* REQUEST
How many of the lines below contain "Valori"? Answer with that number alone.

* Records that describe figures
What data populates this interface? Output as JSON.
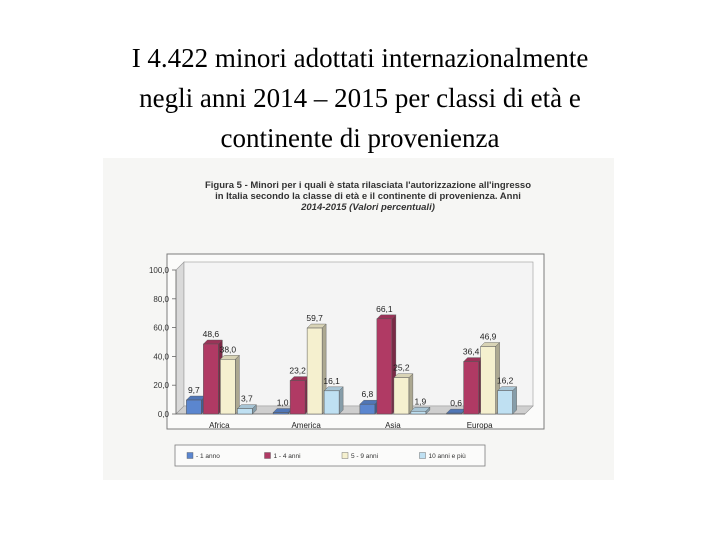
{
  "slide": {
    "title_lines": [
      "I 4.422 minori adottati internazionalmente",
      "negli anni 2014 – 2015  per classi di età e",
      "continente di provenienza"
    ]
  },
  "figure": {
    "caption_lines": [
      "Figura 5 - Minori per i quali è stata rilasciata l'autorizzazione all'ingresso",
      "in Italia secondo la classe di età e il continente di provenienza. Anni",
      "2014-2015 (Valori percentuali)"
    ]
  },
  "chart_data": {
    "type": "bar",
    "title": "Figura 5 - Minori per i quali è stata rilasciata l'autorizzazione all'ingresso in Italia secondo la classe di età e il continente di provenienza. Anni 2014-2015 (Valori percentuali)",
    "xlabel": "",
    "ylabel": "",
    "ylim": [
      0,
      100
    ],
    "y_ticks": [
      "0,0",
      "20,0",
      "40,0",
      "60,0",
      "80,0",
      "100,0"
    ],
    "categories": [
      "Africa",
      "America",
      "Asia",
      "Europa"
    ],
    "series": [
      {
        "name": "- 1 anno",
        "color": "#5b86cf",
        "values": [
          9.7,
          1.0,
          6.8,
          0.6
        ],
        "labels": [
          "9,7",
          "1,0",
          "6,8",
          "0,6"
        ]
      },
      {
        "name": "1 - 4 anni",
        "color": "#b03a64",
        "values": [
          48.6,
          23.2,
          66.1,
          36.4
        ],
        "labels": [
          "48,6",
          "23,2",
          "66,1",
          "36,4"
        ]
      },
      {
        "name": "5 - 9 anni",
        "color": "#f5f0cf",
        "values": [
          38.0,
          59.7,
          25.2,
          46.9
        ],
        "labels": [
          "38,0",
          "59,7",
          "25,2",
          "46,9"
        ]
      },
      {
        "name": "10 anni e più",
        "color": "#bfe0f2",
        "values": [
          3.7,
          16.1,
          1.9,
          16.2
        ],
        "labels": [
          "3,7",
          "16,1",
          "1,9",
          "16,2"
        ]
      }
    ],
    "grid": false,
    "legend": "bottom"
  }
}
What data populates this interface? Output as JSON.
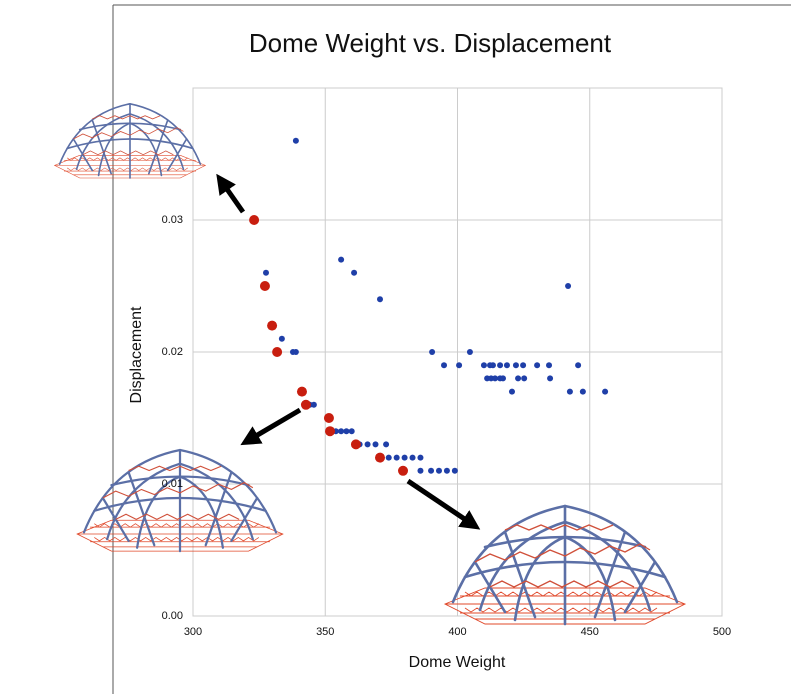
{
  "chart_data": {
    "type": "scatter",
    "title": "Dome Weight  vs.  Displacement",
    "x_label": "Dome Weight",
    "y_label": "Displacement",
    "xlim": [
      300,
      500
    ],
    "ylim": [
      0,
      0.04
    ],
    "xticks": [
      300,
      350,
      400,
      450,
      500
    ],
    "yticks": [
      {
        "value": 0,
        "label": "0.00"
      },
      0.01,
      0.02,
      0.03
    ],
    "grid": true,
    "series": [
      {
        "color": "#1f3fa8",
        "size": 3,
        "x": [
          338.9,
          327.6,
          333.6,
          337.8,
          338.9,
          356.0,
          360.9,
          370.7,
          344.2,
          345.7,
          354,
          356,
          358,
          360,
          363,
          366,
          369,
          373,
          374,
          377,
          380,
          383,
          386,
          386,
          390,
          393,
          396,
          399,
          390.4,
          404.7,
          394.9,
          400.6,
          410.0,
          412.3,
          413.4,
          416.1,
          418.7,
          422.1,
          424.8,
          430.1,
          434.6,
          445.6,
          411.2,
          412.7,
          414.2,
          416.1,
          417.2,
          422.9,
          425.2,
          435.0,
          420.6,
          442.5,
          447.4,
          455.8,
          441.8
        ],
        "values": [
          0.036,
          0.026,
          0.021,
          0.02,
          0.02,
          0.027,
          0.026,
          0.024,
          0.016,
          0.016,
          0.014,
          0.014,
          0.014,
          0.014,
          0.013,
          0.013,
          0.013,
          0.013,
          0.012,
          0.012,
          0.012,
          0.012,
          0.012,
          0.011,
          0.011,
          0.011,
          0.011,
          0.011,
          0.02,
          0.02,
          0.019,
          0.019,
          0.019,
          0.019,
          0.019,
          0.019,
          0.019,
          0.019,
          0.019,
          0.019,
          0.019,
          0.019,
          0.018,
          0.018,
          0.018,
          0.018,
          0.018,
          0.018,
          0.018,
          0.018,
          0.017,
          0.017,
          0.017,
          0.017,
          0.025
        ]
      },
      {
        "color": "#c81e0f",
        "size": 5,
        "x": [
          323.1,
          327.2,
          329.9,
          331.8,
          341.2,
          342.7,
          351.4,
          351.8,
          361.6,
          370.7,
          379.4
        ],
        "values": [
          0.03,
          0.025,
          0.022,
          0.02,
          0.017,
          0.016,
          0.015,
          0.014,
          0.013,
          0.012,
          0.011
        ]
      }
    ]
  }
}
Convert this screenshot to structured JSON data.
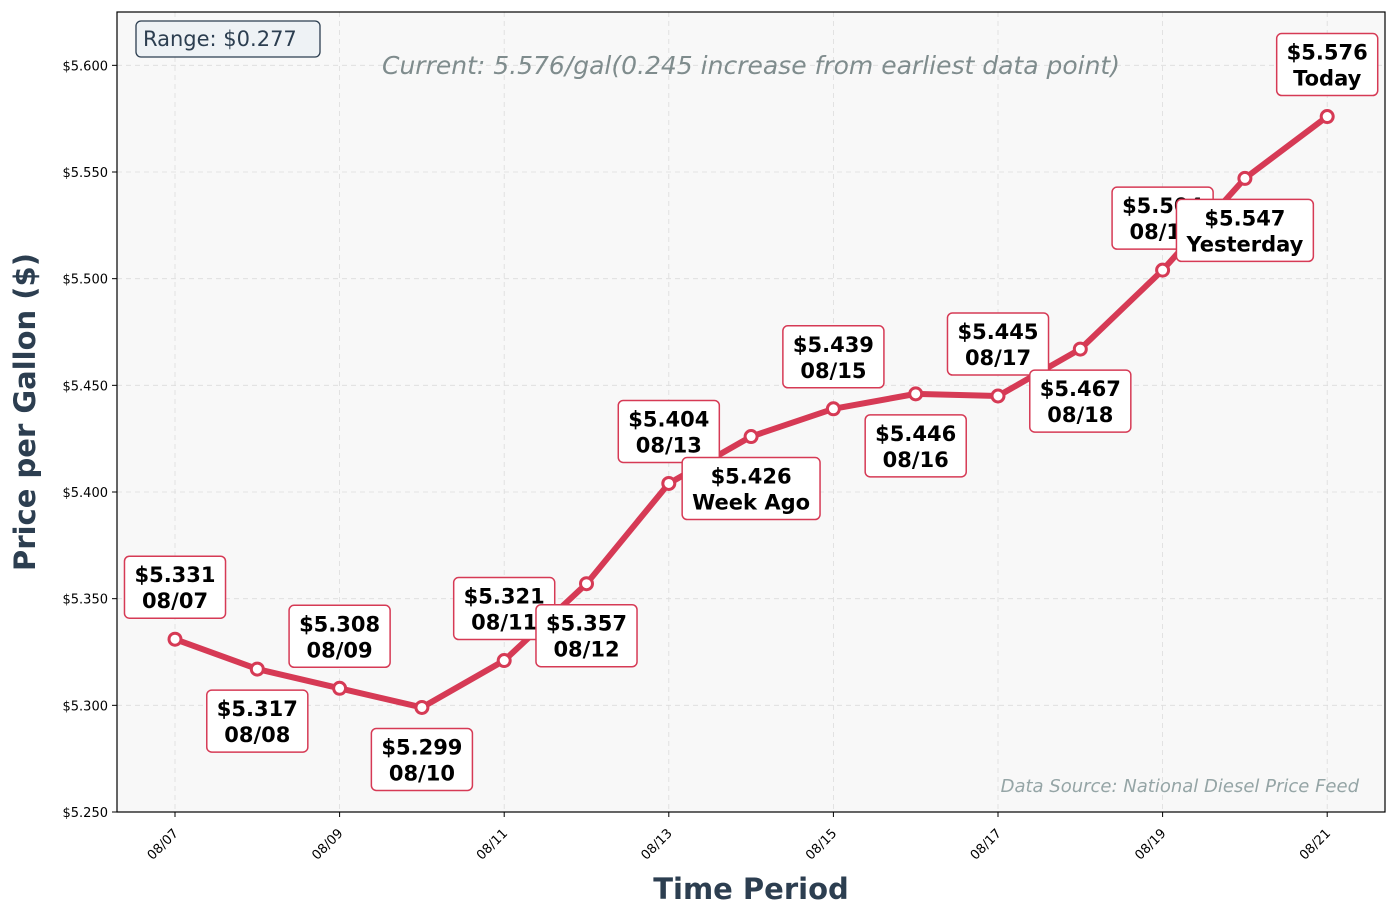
{
  "chart_data": {
    "type": "line",
    "xlabel": "Time Period",
    "ylabel": "Price per Gallon ($)",
    "subtitle": "Current: 5.576/gal(0.245 increase from earliest data point)",
    "range_label": "Range: $0.277",
    "source_label": "Data Source: National Diesel Price Feed",
    "ylim": [
      5.25,
      5.625
    ],
    "yticks": [
      "$5.250",
      "$5.300",
      "$5.350",
      "$5.400",
      "$5.450",
      "$5.500",
      "$5.550",
      "$5.600"
    ],
    "xticks": [
      "08/07",
      "08/09",
      "08/11",
      "08/13",
      "08/15",
      "08/17",
      "08/19",
      "08/21"
    ],
    "grid": true,
    "line_color": "#d63a55",
    "x": [
      "08/07",
      "08/08",
      "08/09",
      "08/10",
      "08/11",
      "08/12",
      "08/13",
      "08/14",
      "08/15",
      "08/16",
      "08/17",
      "08/18",
      "08/19",
      "08/20",
      "08/21"
    ],
    "values": [
      5.331,
      5.317,
      5.308,
      5.299,
      5.321,
      5.357,
      5.404,
      5.426,
      5.439,
      5.446,
      5.445,
      5.467,
      5.504,
      5.547,
      5.576
    ],
    "annotations": [
      {
        "price": "$5.331",
        "label": "08/07",
        "position": "above"
      },
      {
        "price": "$5.317",
        "label": "08/08",
        "position": "below"
      },
      {
        "price": "$5.308",
        "label": "08/09",
        "position": "above"
      },
      {
        "price": "$5.299",
        "label": "08/10",
        "position": "below"
      },
      {
        "price": "$5.321",
        "label": "08/11",
        "position": "above"
      },
      {
        "price": "$5.357",
        "label": "08/12",
        "position": "below"
      },
      {
        "price": "$5.404",
        "label": "08/13",
        "position": "above"
      },
      {
        "price": "$5.426",
        "label": "Week Ago",
        "position": "below"
      },
      {
        "price": "$5.439",
        "label": "08/15",
        "position": "above"
      },
      {
        "price": "$5.446",
        "label": "08/16",
        "position": "below"
      },
      {
        "price": "$5.445",
        "label": "08/17",
        "position": "above"
      },
      {
        "price": "$5.467",
        "label": "08/18",
        "position": "below"
      },
      {
        "price": "$5.504",
        "label": "08/19",
        "position": "above"
      },
      {
        "price": "$5.547",
        "label": "Yesterday",
        "position": "below"
      },
      {
        "price": "$5.576",
        "label": "Today",
        "position": "above"
      }
    ]
  }
}
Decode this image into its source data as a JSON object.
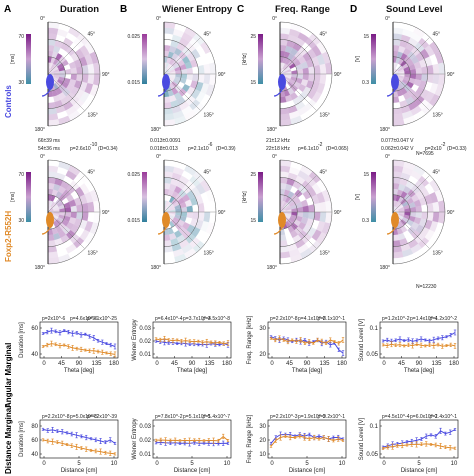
{
  "panel_letters": [
    "A",
    "B",
    "C",
    "D"
  ],
  "panel_titles": [
    "Duration",
    "Wiener Entropy",
    "Freq. Range",
    "Sound Level"
  ],
  "row_labels": [
    "Controls",
    "Foxp2-R552H",
    "Angular Marginal",
    "Distance Marginal"
  ],
  "colors": {
    "control": "#4a4ae0",
    "mutant": "#e08a28",
    "purple": "#7a1a86",
    "teal": "#3e8fa6"
  },
  "angle_labels": [
    "0°",
    "45°",
    "90°",
    "135°",
    "180°"
  ],
  "colorbars": [
    {
      "top": "70",
      "bottom": "30",
      "unit": "[ms]"
    },
    {
      "top": "0.025",
      "bottom": "0.015",
      "unit": ""
    },
    {
      "top": "25",
      "bottom": "15",
      "unit": "[kHz]"
    },
    {
      "top": "15",
      "bottom": "0.3",
      "unit": "[V]"
    }
  ],
  "stats": [
    {
      "ctrl": "66±39 ms",
      "mut": "54±36 ms",
      "p": "p=2.6x10",
      "pexp": "-10",
      "d": "(D=0.34)"
    },
    {
      "ctrl": "0.013±0.0091",
      "mut": "0.018±0.013",
      "p": "p=2.1x10",
      "pexp": "-6",
      "d": "(D=0.39)"
    },
    {
      "ctrl": "21±12 kHz",
      "mut": "22±18 kHz",
      "p": "p=6.1x10",
      "pexp": "-2",
      "d": "(D=0.065)"
    },
    {
      "ctrl": "0.077±0.047 V",
      "mut": "0.062±0.042 V",
      "p": "p=2x10",
      "pexp": "-2",
      "d": "(D=0.33)"
    }
  ],
  "n_labels": [
    "N=7695",
    "N=12230"
  ],
  "angular": {
    "xlabel": "Theta [deg]",
    "xticks": [
      "0",
      "45",
      "90",
      "135",
      "180"
    ],
    "panels": [
      {
        "ylabel": "Duration [ms]",
        "yticks": [
          "60",
          "40"
        ],
        "ylim": [
          28,
          78
        ],
        "annot": "p=3.1x10^-25",
        "annot_c": "p=2x10^-6",
        "annot_m": "p=4.6x10^-6",
        "ctrl": [
          62,
          64,
          66,
          65,
          63,
          66,
          64,
          62,
          63,
          60,
          61,
          58,
          56,
          52,
          50,
          48,
          46,
          44
        ],
        "mut": [
          44,
          46,
          48,
          47,
          45,
          46,
          44,
          42,
          41,
          40,
          39,
          38,
          38,
          37,
          36,
          35,
          34,
          33
        ]
      },
      {
        "ylabel": "Wiener Entropy",
        "yticks": [
          "0.03",
          "0.02",
          "0.01"
        ],
        "ylim": [
          0.005,
          0.035
        ],
        "annot": "p=4.5x10^-8",
        "annot_c": "p=6.4x10^-4",
        "annot_m": "p=3.7x10^-3",
        "ctrl": [
          0.019,
          0.0185,
          0.018,
          0.0175,
          0.018,
          0.017,
          0.0175,
          0.017,
          0.0165,
          0.017,
          0.016,
          0.0165,
          0.016,
          0.017,
          0.0165,
          0.016,
          0.017,
          0.016
        ],
        "mut": [
          0.021,
          0.02,
          0.021,
          0.02,
          0.0195,
          0.02,
          0.019,
          0.0195,
          0.019,
          0.0185,
          0.019,
          0.018,
          0.0185,
          0.018,
          0.0175,
          0.018,
          0.017,
          0.0175
        ]
      },
      {
        "ylabel": "Freq. Range [kHz]",
        "yticks": [
          "30",
          "20"
        ],
        "ylim": [
          13,
          35
        ],
        "annot": "p=8.1x10^-1",
        "annot_c": "p=2.2x10^-8",
        "annot_m": "p=4.1x10^-2",
        "ctrl": [
          26,
          25,
          24,
          25,
          24,
          23,
          24,
          23,
          24,
          22,
          23,
          24,
          22,
          23,
          21,
          22,
          18,
          16
        ],
        "mut": [
          25,
          24,
          25,
          24,
          23,
          24,
          23,
          24,
          22,
          23,
          22,
          24,
          23,
          22,
          24,
          23,
          22,
          24
        ]
      },
      {
        "ylabel": "Sound Level [V]",
        "yticks": [
          "0.1",
          "0.05"
        ],
        "ylim": [
          0.02,
          0.13
        ],
        "annot": "p=1.2x10^-2",
        "annot_c": "p=1.2x10^-2",
        "annot_m": "p=1.4x10^-4",
        "ctrl": [
          0.072,
          0.075,
          0.07,
          0.074,
          0.078,
          0.073,
          0.076,
          0.071,
          0.074,
          0.078,
          0.075,
          0.072,
          0.076,
          0.08,
          0.082,
          0.085,
          0.09,
          0.098
        ],
        "mut": [
          0.06,
          0.058,
          0.062,
          0.059,
          0.061,
          0.057,
          0.06,
          0.058,
          0.062,
          0.059,
          0.057,
          0.06,
          0.058,
          0.061,
          0.056,
          0.058,
          0.06,
          0.057
        ]
      }
    ]
  },
  "distance": {
    "xlabel": "Distance [cm]",
    "xticks": [
      "0",
      "5",
      "10"
    ],
    "panels": [
      {
        "ylabel": "Duration [ms]",
        "yticks": [
          "80",
          "60",
          "40"
        ],
        "ylim": [
          25,
          90
        ],
        "annot": "p=4.2x10^-39",
        "annot_c": "p=2.2x10^-8",
        "annot_m": "p=5.0x10^-5",
        "ctrl": [
          74,
          72,
          73,
          71,
          70,
          68,
          66,
          64,
          62,
          60,
          58,
          56,
          54,
          52,
          56,
          50
        ],
        "mut": [
          56,
          54,
          53,
          52,
          50,
          48,
          46,
          44,
          42,
          40,
          38,
          37,
          36,
          34,
          33,
          32
        ]
      },
      {
        "ylabel": "Wiener Entropy",
        "yticks": [
          "0.03",
          "0.02",
          "0.01"
        ],
        "ylim": [
          0.005,
          0.035
        ],
        "annot": "p=1.4x10^-7",
        "annot_c": "p=7.8x10^-2",
        "annot_m": "p=5.1x10^-5",
        "ctrl": [
          0.017,
          0.0172,
          0.017,
          0.0168,
          0.017,
          0.0165,
          0.0168,
          0.0165,
          0.017,
          0.0166,
          0.0168,
          0.0165,
          0.0167,
          0.0164,
          0.0166,
          0.0165
        ],
        "mut": [
          0.019,
          0.0192,
          0.019,
          0.0188,
          0.019,
          0.0186,
          0.0189,
          0.0187,
          0.019,
          0.0188,
          0.0186,
          0.0189,
          0.0187,
          0.0186,
          0.022,
          0.0188
        ]
      },
      {
        "ylabel": "Freq. Range [kHz]",
        "yticks": [
          "30",
          "20",
          "10"
        ],
        "ylim": [
          8,
          34
        ],
        "annot": "p=9.2x10^-1",
        "annot_c": "p=2.2x10^-3",
        "annot_m": "p=1.9x10^-3",
        "ctrl": [
          18,
          22,
          24,
          24,
          24,
          23,
          24,
          23,
          24,
          22,
          23,
          22,
          21,
          22,
          22,
          21
        ],
        "mut": [
          16,
          20,
          22,
          23,
          22,
          22,
          23,
          22,
          21,
          22,
          21,
          22,
          21,
          20,
          21,
          20
        ]
      },
      {
        "ylabel": "Sound Level [V]",
        "yticks": [
          "0.1",
          "0.05"
        ],
        "ylim": [
          0.02,
          0.16
        ],
        "annot": "p=1.4x10^-1",
        "annot_c": "p=4.5x10^-4",
        "annot_m": "p=6.0x10^-2",
        "ctrl": [
          0.06,
          0.065,
          0.07,
          0.072,
          0.075,
          0.08,
          0.082,
          0.085,
          0.09,
          0.1,
          0.105,
          0.1,
          0.12,
          0.11,
          0.115,
          0.125
        ],
        "mut": [
          0.055,
          0.06,
          0.062,
          0.065,
          0.066,
          0.068,
          0.07,
          0.07,
          0.071,
          0.072,
          0.07,
          0.068,
          0.064,
          0.06,
          0.058,
          0.056
        ]
      }
    ]
  },
  "chart_data": [
    {
      "type": "heatmap",
      "title": "Duration",
      "subtitle": "Controls / Foxp2-R552H polar maps",
      "colorbar": [
        "30",
        "70"
      ],
      "unit": "[ms]"
    },
    {
      "type": "heatmap",
      "title": "Wiener Entropy",
      "colorbar": [
        "0.015",
        "0.025"
      ]
    },
    {
      "type": "heatmap",
      "title": "Freq. Range",
      "colorbar": [
        "15",
        "25"
      ],
      "unit": "[kHz]"
    },
    {
      "type": "heatmap",
      "title": "Sound Level",
      "colorbar": [
        "0.3",
        "15"
      ],
      "unit": "[V]"
    },
    {
      "type": "line",
      "title": "",
      "xlabel": "Theta [deg]",
      "x": [
        0,
        10,
        20,
        30,
        40,
        50,
        60,
        70,
        80,
        90,
        100,
        110,
        120,
        130,
        140,
        150,
        160,
        170
      ],
      "series": [],
      "note": "Angular marginals (see angular.panels)"
    },
    {
      "type": "line",
      "title": "",
      "xlabel": "Distance [cm]",
      "x": [
        0,
        1,
        2,
        3,
        4,
        5,
        6,
        7,
        8,
        9,
        10,
        11,
        12,
        13,
        14,
        15
      ],
      "series": [],
      "note": "Distance marginals (see distance.panels)"
    }
  ]
}
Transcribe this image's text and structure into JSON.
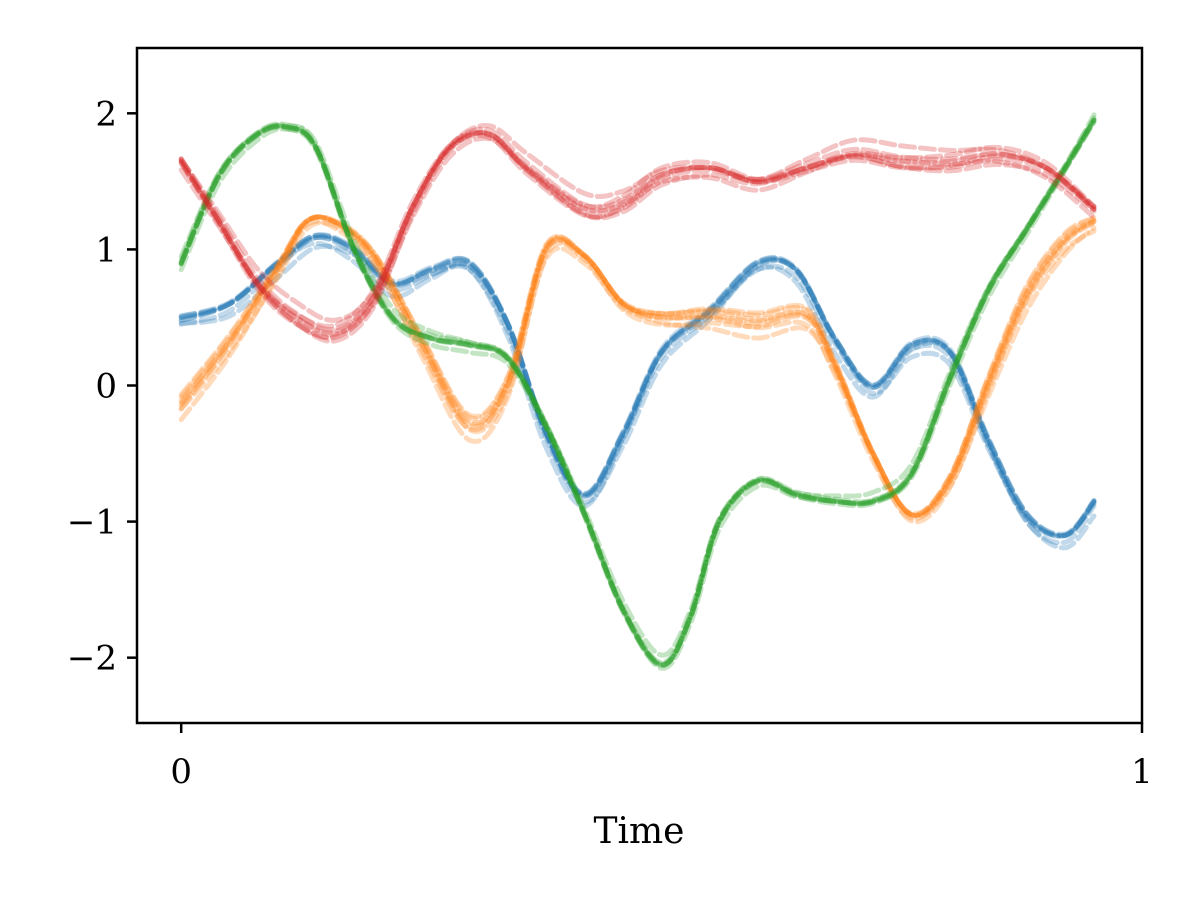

* THE ANSWER
2